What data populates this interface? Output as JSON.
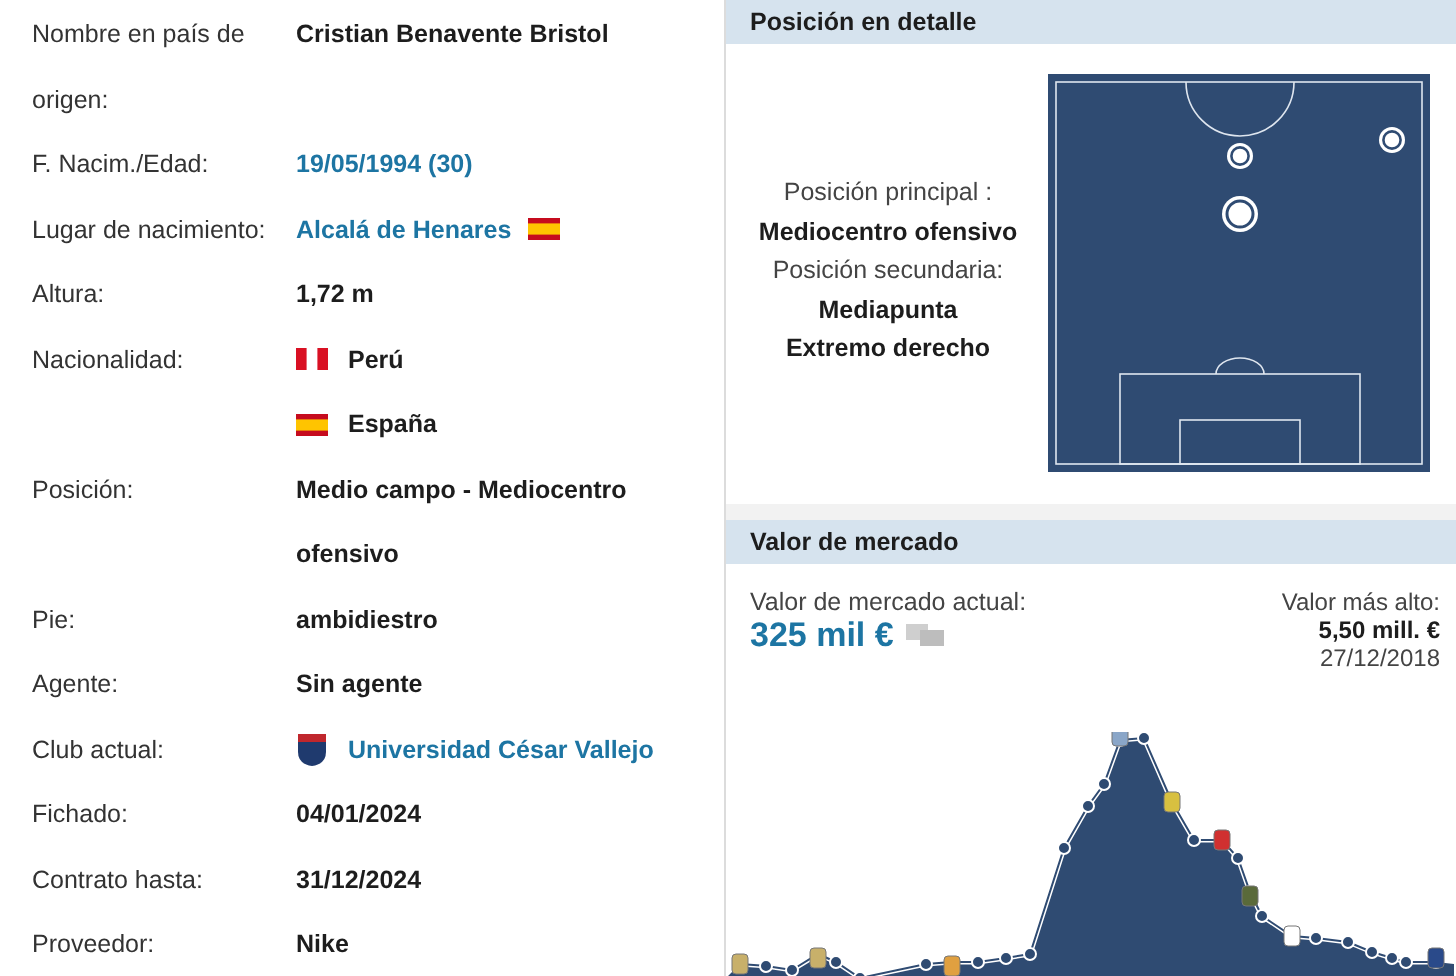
{
  "player_data": [
    {
      "label": "Nombre en país de origen:",
      "values": [
        {
          "kind": "text",
          "text": "Cristian Benavente Bristol"
        }
      ]
    },
    {
      "label": "F. Nacim./Edad:",
      "values": [
        {
          "kind": "link",
          "text": "19/05/1994 (30)"
        }
      ]
    },
    {
      "label": "Lugar de nacimiento:",
      "values": [
        {
          "kind": "link-flag-spain",
          "text": "Alcalá de Henares"
        }
      ]
    },
    {
      "label": "Altura:",
      "values": [
        {
          "kind": "text",
          "text": "1,72 m"
        }
      ]
    },
    {
      "label": "Nacionalidad:",
      "values": [
        {
          "kind": "flag-peru",
          "text": "Perú"
        },
        {
          "kind": "flag-spain",
          "text": "España"
        }
      ]
    },
    {
      "label": "Posición:",
      "values": [
        {
          "kind": "text",
          "text": "Medio campo - Mediocentro ofensivo"
        }
      ]
    },
    {
      "label": "Pie:",
      "values": [
        {
          "kind": "text",
          "text": "ambidiestro"
        }
      ]
    },
    {
      "label": "Agente:",
      "values": [
        {
          "kind": "text",
          "text": "Sin agente"
        }
      ]
    },
    {
      "label": "Club actual:",
      "values": [
        {
          "kind": "crest-link",
          "text": "Universidad César Vallejo"
        }
      ]
    },
    {
      "label": "Fichado:",
      "values": [
        {
          "kind": "text",
          "text": "04/01/2024"
        }
      ]
    },
    {
      "label": "Contrato hasta:",
      "values": [
        {
          "kind": "text",
          "text": "31/12/2024"
        }
      ]
    },
    {
      "label": "Proveedor:",
      "values": [
        {
          "kind": "text",
          "text": "Nike"
        }
      ]
    }
  ],
  "position_detail": {
    "title": "Posición en detalle",
    "main_label": "Posición principal :",
    "main": "Mediocentro ofensivo",
    "secondary_label": "Posición secundaria:",
    "secondary": [
      "Mediapunta",
      "Extremo derecho"
    ]
  },
  "market_value": {
    "title": "Valor de mercado",
    "current_label": "Valor de mercado actual:",
    "current": "325 mil €",
    "highest_label": "Valor más alto:",
    "highest": "5,50 mill. €",
    "highest_date": "27/12/2018"
  }
}
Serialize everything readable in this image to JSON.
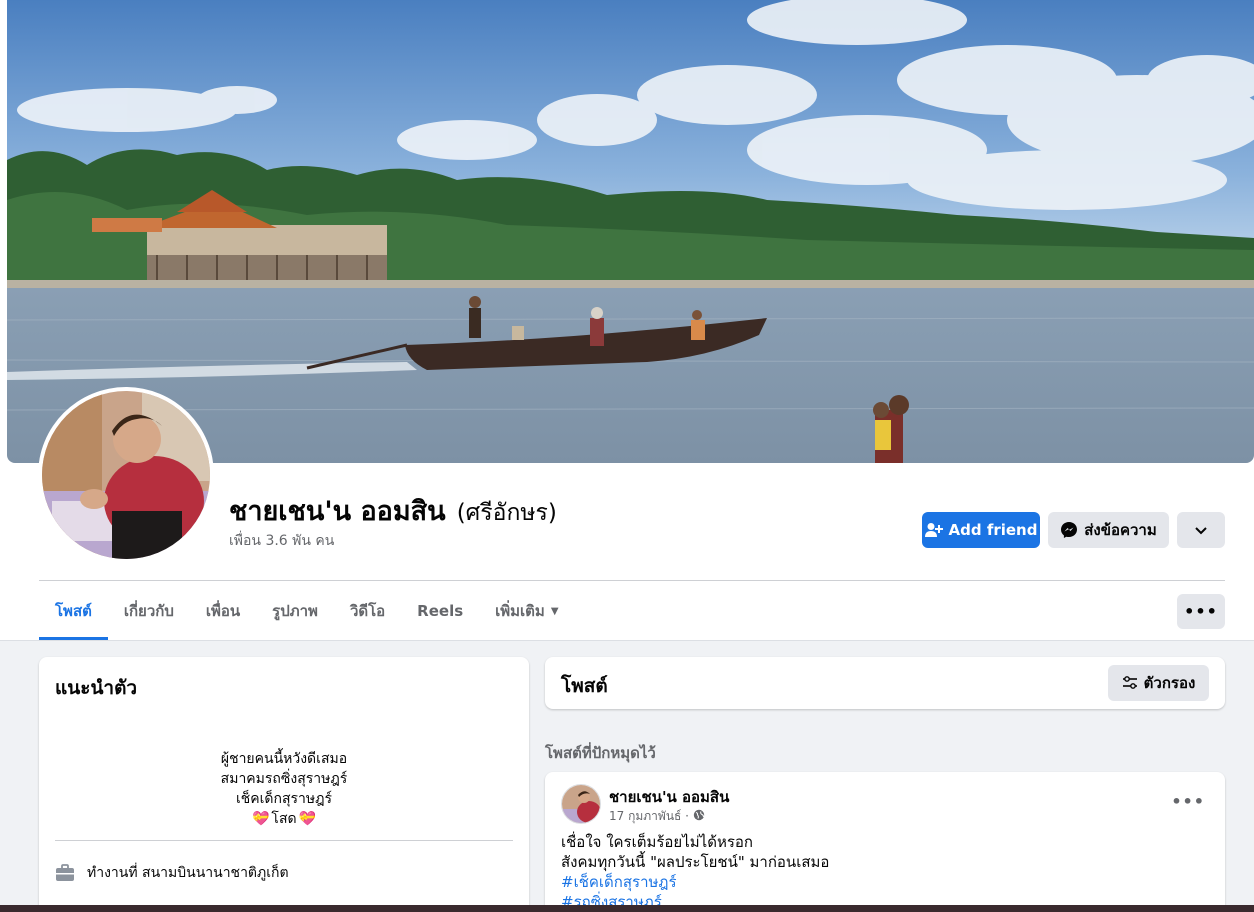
{
  "profile": {
    "name": "ชายเชน'น ออมสิน",
    "alt_name": "(ศรีอักษร)",
    "friends": "เพื่อน 3.6 พัน คน"
  },
  "actions": {
    "add_friend": "Add friend",
    "message": "ส่งข้อความ"
  },
  "tabs": [
    {
      "label": "โพสต์",
      "active": true
    },
    {
      "label": "เกี่ยวกับ"
    },
    {
      "label": "เพื่อน"
    },
    {
      "label": "รูปภาพ"
    },
    {
      "label": "วิดีโอ"
    },
    {
      "label": "Reels"
    },
    {
      "label": "เพิ่มเติม"
    }
  ],
  "intro": {
    "title": "แนะนำตัว",
    "bio": [
      "ผู้ชายคนนี้หวังดีเสมอ",
      "สมาคมรถซิ่งสุราษฎร์",
      "เช็คเด็กสุราษฎร์",
      "โสด"
    ],
    "work": "ทำงานที่ สนามบินนานาชาติภูเก็ต"
  },
  "posts": {
    "title": "โพสต์",
    "filter": "ตัวกรอง",
    "pinned_label": "โพสต์ที่ปักหมุดไว้",
    "pinned": {
      "author": "ชายเชน'น ออมสิน",
      "date": "17 กุมภาพันธ์ ·",
      "lines": [
        "เชื่อใจ ใครเต็มร้อยไม่ได้หรอก",
        "สังคมทุกวันนี้ \"ผลประโยชน์\" มาก่อนเสมอ"
      ],
      "hashtags": [
        "#เช็คเด็กสุราษฎร์",
        "#รถซิ่งสุราษฎร์"
      ]
    }
  },
  "colors": {
    "accent": "#1b74e4",
    "secondary_btn": "#e4e6eb",
    "page_bg": "#f0f2f5",
    "muted_text": "#65676b"
  },
  "icons": [
    "add-friend-icon",
    "messenger-icon",
    "chevron-down-icon",
    "more-dots-icon",
    "filter-icon",
    "briefcase-icon",
    "globe-icon",
    "heart-emoji-icon"
  ]
}
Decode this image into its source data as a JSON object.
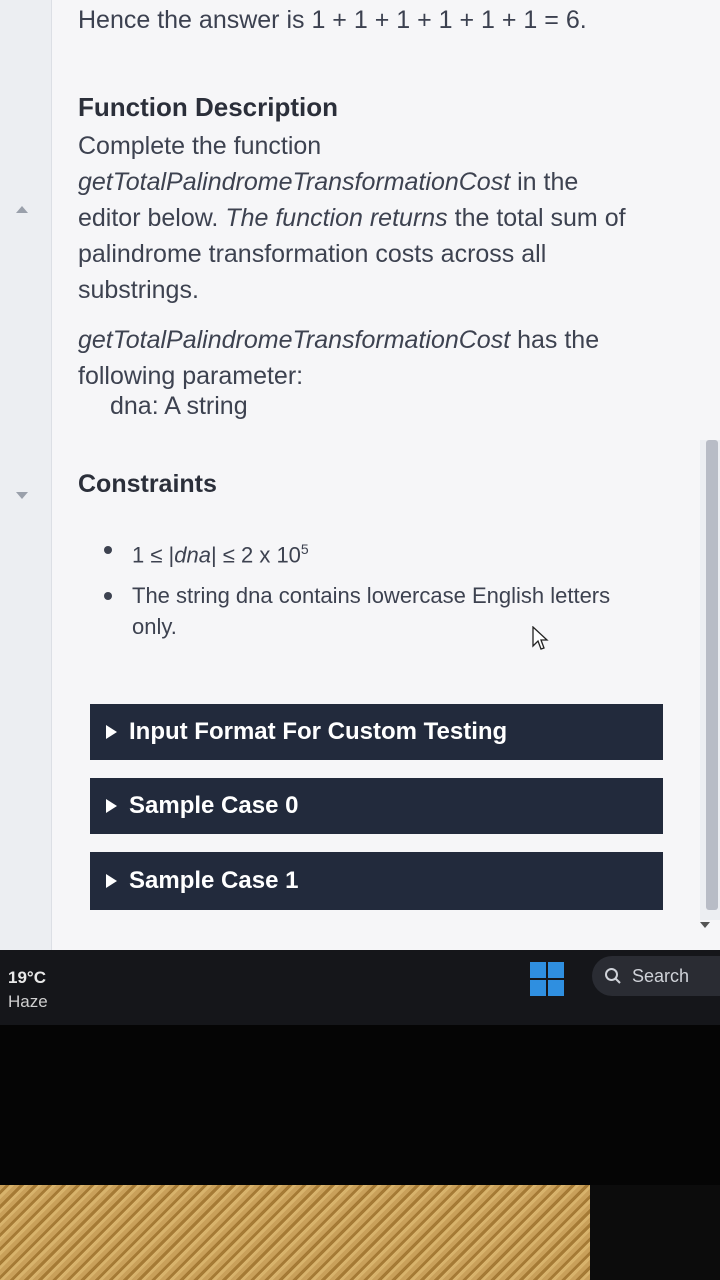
{
  "answer_line": "Hence the answer is 1 + 1 + 1 + 1 + 1 + 1 = 6.",
  "function_description": {
    "title": "Function Description",
    "line1": "Complete the function",
    "func_name": "getTotalPalindromeTransformationCost",
    "line2_suffix": " in the",
    "line3_a": "editor below. ",
    "line3_b": "The function returns",
    "line3_c": " the total sum of",
    "line4": "palindrome transformation costs across all",
    "line5": "substrings.",
    "func_name_2": "getTotalPalindromeTransformationCost",
    "has_the": " has the",
    "line7": "following parameter:",
    "param_name": "dna:",
    "param_desc": " A string"
  },
  "constraints": {
    "title": "Constraints",
    "item1_prefix": "1 ≤ |",
    "item1_var": "dna",
    "item1_mid": "| ≤ 2 x 10",
    "item1_exp": "5",
    "item2_line1": "The string dna contains lowercase English letters",
    "item2_line2": "only."
  },
  "accordions": [
    {
      "label": "Input Format For Custom Testing"
    },
    {
      "label": "Sample Case 0"
    },
    {
      "label": "Sample Case 1"
    }
  ],
  "taskbar": {
    "temperature": "19°C",
    "condition": "Haze",
    "search_label": "Search"
  },
  "colors": {
    "accordion_bg": "#222a3c",
    "windows_blue": "#2f8fe0",
    "page_bg": "#f6f6f8"
  }
}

- - -

Transcribe the preceding listing in its entirety and with exact wording, leaving out pictures.

What data populates this interface? Output as JSON.
{
  "player_data": [
    {
      "label": "Nombre en país de origen:",
      "values": [
        {
          "kind": "text",
          "text": "Cristian Benavente Bristol"
        }
      ]
    },
    {
      "label": "F. Nacim./Edad:",
      "values": [
        {
          "kind": "link",
          "text": "19/05/1994 (30)"
        }
      ]
    },
    {
      "label": "Lugar de nacimiento:",
      "values": [
        {
          "kind": "link-flag-spain",
          "text": "Alcalá de Henares"
        }
      ]
    },
    {
      "label": "Altura:",
      "values": [
        {
          "kind": "text",
          "text": "1,72 m"
        }
      ]
    },
    {
      "label": "Nacionalidad:",
      "values": [
        {
          "kind": "flag-peru",
          "text": "Perú"
        },
        {
          "kind": "flag-spain",
          "text": "España"
        }
      ]
    },
    {
      "label": "Posición:",
      "values": [
        {
          "kind": "text",
          "text": "Medio campo - Mediocentro ofensivo"
        }
      ]
    },
    {
      "label": "Pie:",
      "values": [
        {
          "kind": "text",
          "text": "ambidiestro"
        }
      ]
    },
    {
      "label": "Agente:",
      "values": [
        {
          "kind": "text",
          "text": "Sin agente"
        }
      ]
    },
    {
      "label": "Club actual:",
      "values": [
        {
          "kind": "crest-link",
          "text": "Universidad César Vallejo"
        }
      ]
    },
    {
      "label": "Fichado:",
      "values": [
        {
          "kind": "text",
          "text": "04/01/2024"
        }
      ]
    },
    {
      "label": "Contrato hasta:",
      "values": [
        {
          "kind": "text",
          "text": "31/12/2024"
        }
      ]
    },
    {
      "label": "Proveedor:",
      "values": [
        {
          "kind": "text",
          "text": "Nike"
        }
      ]
    }
  ],
  "position_detail": {
    "title": "Posición en detalle",
    "main_label": "Posición principal :",
    "main": "Mediocentro ofensivo",
    "secondary_label": "Posición secundaria:",
    "secondary": [
      "Mediapunta",
      "Extremo derecho"
    ]
  },
  "market_value": {
    "title": "Valor de mercado",
    "current_label": "Valor de mercado actual:",
    "current": "325 mil €",
    "highest_label": "Valor más alto:",
    "highest": "5,50 mill. €",
    "highest_date": "27/12/2018"
  }
}
Serialize everything readable in this image to JSON.
{
  "profile": {
    "name": "ชายเชน'น ออมสิน",
    "alt_name": "(ศรีอักษร)",
    "friends": "เพื่อน 3.6 พัน คน"
  },
  "actions": {
    "add_friend": "Add friend",
    "message": "ส่งข้อความ"
  },
  "tabs": [
    {
      "label": "โพสต์",
      "active": true
    },
    {
      "label": "เกี่ยวกับ"
    },
    {
      "label": "เพื่อน"
    },
    {
      "label": "รูปภาพ"
    },
    {
      "label": "วิดีโอ"
    },
    {
      "label": "Reels"
    },
    {
      "label": "เพิ่มเติม"
    }
  ],
  "intro": {
    "title": "แนะนำตัว",
    "bio": [
      "ผู้ชายคนนี้หวังดีเสมอ",
      "สมาคมรถซิ่งสุราษฎร์",
      "เช็คเด็กสุราษฎร์",
      "โสด"
    ],
    "work": "ทำงานที่ สนามบินนานาชาติภูเก็ต"
  },
  "posts": {
    "title": "โพสต์",
    "filter": "ตัวกรอง",
    "pinned_label": "โพสต์ที่ปักหมุดไว้",
    "pinned": {
      "author": "ชายเชน'น ออมสิน",
      "date": "17 กุมภาพันธ์ ·",
      "lines": [
        "เชื่อใจ ใครเต็มร้อยไม่ได้หรอก",
        "สังคมทุกวันนี้ \"ผลประโยชน์\" มาก่อนเสมอ"
      ],
      "hashtags": [
        "#เช็คเด็กสุราษฎร์",
        "#รถซิ่งสุราษฎร์"
      ]
    }
  },
  "colors": {
    "accent": "#1b74e4",
    "secondary_btn": "#e4e6eb",
    "page_bg": "#f0f2f5",
    "muted_text": "#65676b"
  },
  "icons": [
    "add-friend-icon",
    "messenger-icon",
    "chevron-down-icon",
    "more-dots-icon",
    "filter-icon",
    "briefcase-icon",
    "globe-icon",
    "heart-emoji-icon"
  ]
}
Decode this image into its source data as a JSON object.
{
  "answer_line": "Hence the answer is 1 + 1 + 1 + 1 + 1 + 1 = 6.",
  "function_description": {
    "title": "Function Description",
    "line1": "Complete the function",
    "func_name": "getTotalPalindromeTransformationCost",
    "line2_suffix": " in the",
    "line3_a": "editor below. ",
    "line3_b": "The function returns",
    "line3_c": " the total sum of",
    "line4": "palindrome transformation costs across all",
    "line5": "substrings.",
    "func_name_2": "getTotalPalindromeTransformationCost",
    "has_the": " has the",
    "line7": "following parameter:",
    "param_name": "dna:",
    "param_desc": " A string"
  },
  "constraints": {
    "title": "Constraints",
    "item1_prefix": "1 ≤ |",
    "item1_var": "dna",
    "item1_mid": "| ≤ 2 x 10",
    "item1_exp": "5",
    "item2_line1": "The string dna contains lowercase English letters",
    "item2_line2": "only."
  },
  "accordions": [
    {
      "label": "Input Format For Custom Testing"
    },
    {
      "label": "Sample Case 0"
    },
    {
      "label": "Sample Case 1"
    }
  ],
  "taskbar": {
    "temperature": "19°C",
    "condition": "Haze",
    "search_label": "Search"
  },
  "colors": {
    "accordion_bg": "#222a3c",
    "windows_blue": "#2f8fe0",
    "page_bg": "#f6f6f8"
  }
}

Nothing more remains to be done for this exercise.